# WORK TO COMPLETE:
Scan the following material for the string "Reading" and copy each line in which it appears.

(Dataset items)
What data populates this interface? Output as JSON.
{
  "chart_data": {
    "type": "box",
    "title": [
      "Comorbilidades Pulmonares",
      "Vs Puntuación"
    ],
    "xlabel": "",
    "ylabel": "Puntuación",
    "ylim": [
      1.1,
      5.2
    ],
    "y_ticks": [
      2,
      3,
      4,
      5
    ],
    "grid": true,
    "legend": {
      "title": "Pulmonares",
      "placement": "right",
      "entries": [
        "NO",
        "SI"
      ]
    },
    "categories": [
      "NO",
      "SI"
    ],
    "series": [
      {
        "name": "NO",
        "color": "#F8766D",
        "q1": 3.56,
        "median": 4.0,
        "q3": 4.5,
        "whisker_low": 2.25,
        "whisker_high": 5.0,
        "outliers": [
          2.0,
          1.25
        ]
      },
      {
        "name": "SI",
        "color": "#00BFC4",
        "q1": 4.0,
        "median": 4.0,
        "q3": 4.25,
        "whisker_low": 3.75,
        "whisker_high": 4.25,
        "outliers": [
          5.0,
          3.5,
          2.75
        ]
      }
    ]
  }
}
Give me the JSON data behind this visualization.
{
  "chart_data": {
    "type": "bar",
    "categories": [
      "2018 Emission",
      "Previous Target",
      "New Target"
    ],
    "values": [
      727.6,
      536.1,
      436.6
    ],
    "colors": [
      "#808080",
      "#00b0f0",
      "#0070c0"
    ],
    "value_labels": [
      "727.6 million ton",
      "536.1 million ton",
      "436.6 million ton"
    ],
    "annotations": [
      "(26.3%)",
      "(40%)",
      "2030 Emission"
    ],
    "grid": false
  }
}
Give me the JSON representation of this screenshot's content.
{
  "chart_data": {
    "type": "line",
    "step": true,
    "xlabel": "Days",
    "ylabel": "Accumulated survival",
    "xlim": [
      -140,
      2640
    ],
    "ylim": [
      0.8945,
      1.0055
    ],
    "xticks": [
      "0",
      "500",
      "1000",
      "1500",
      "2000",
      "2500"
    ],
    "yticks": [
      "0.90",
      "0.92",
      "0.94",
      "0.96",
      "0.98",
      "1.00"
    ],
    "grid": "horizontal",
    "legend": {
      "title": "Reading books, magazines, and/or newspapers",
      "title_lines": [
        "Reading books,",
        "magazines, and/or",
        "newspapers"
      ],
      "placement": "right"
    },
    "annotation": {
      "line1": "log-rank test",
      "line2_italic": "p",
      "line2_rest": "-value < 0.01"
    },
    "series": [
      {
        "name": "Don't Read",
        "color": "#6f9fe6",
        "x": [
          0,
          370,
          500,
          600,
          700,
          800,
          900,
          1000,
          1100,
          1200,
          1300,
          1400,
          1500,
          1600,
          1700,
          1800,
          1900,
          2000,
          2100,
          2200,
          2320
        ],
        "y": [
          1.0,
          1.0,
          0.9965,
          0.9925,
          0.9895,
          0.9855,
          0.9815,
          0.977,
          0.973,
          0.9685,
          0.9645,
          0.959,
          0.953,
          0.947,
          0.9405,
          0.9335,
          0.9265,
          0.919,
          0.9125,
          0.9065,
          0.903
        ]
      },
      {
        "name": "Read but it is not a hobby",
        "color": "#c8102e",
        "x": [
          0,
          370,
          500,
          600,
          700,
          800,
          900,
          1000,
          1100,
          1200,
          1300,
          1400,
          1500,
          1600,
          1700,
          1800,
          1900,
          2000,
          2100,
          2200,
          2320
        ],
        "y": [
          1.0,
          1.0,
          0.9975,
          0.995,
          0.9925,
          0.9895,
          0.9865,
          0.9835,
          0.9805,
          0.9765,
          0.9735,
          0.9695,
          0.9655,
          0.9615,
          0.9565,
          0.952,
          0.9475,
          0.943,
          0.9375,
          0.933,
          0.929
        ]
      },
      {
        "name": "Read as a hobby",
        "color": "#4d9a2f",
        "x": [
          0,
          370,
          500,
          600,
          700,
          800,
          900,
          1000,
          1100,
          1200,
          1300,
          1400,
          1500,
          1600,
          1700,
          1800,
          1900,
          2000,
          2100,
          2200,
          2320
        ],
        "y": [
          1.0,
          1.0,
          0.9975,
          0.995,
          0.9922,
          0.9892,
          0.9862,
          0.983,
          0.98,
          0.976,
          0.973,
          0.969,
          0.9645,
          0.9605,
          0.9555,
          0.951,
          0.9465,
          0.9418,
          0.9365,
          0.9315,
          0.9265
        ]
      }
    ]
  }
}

# RESULT OF THIS TASK:
      "title": "Reading books, magazines, and/or newspapers",
        "Reading books,",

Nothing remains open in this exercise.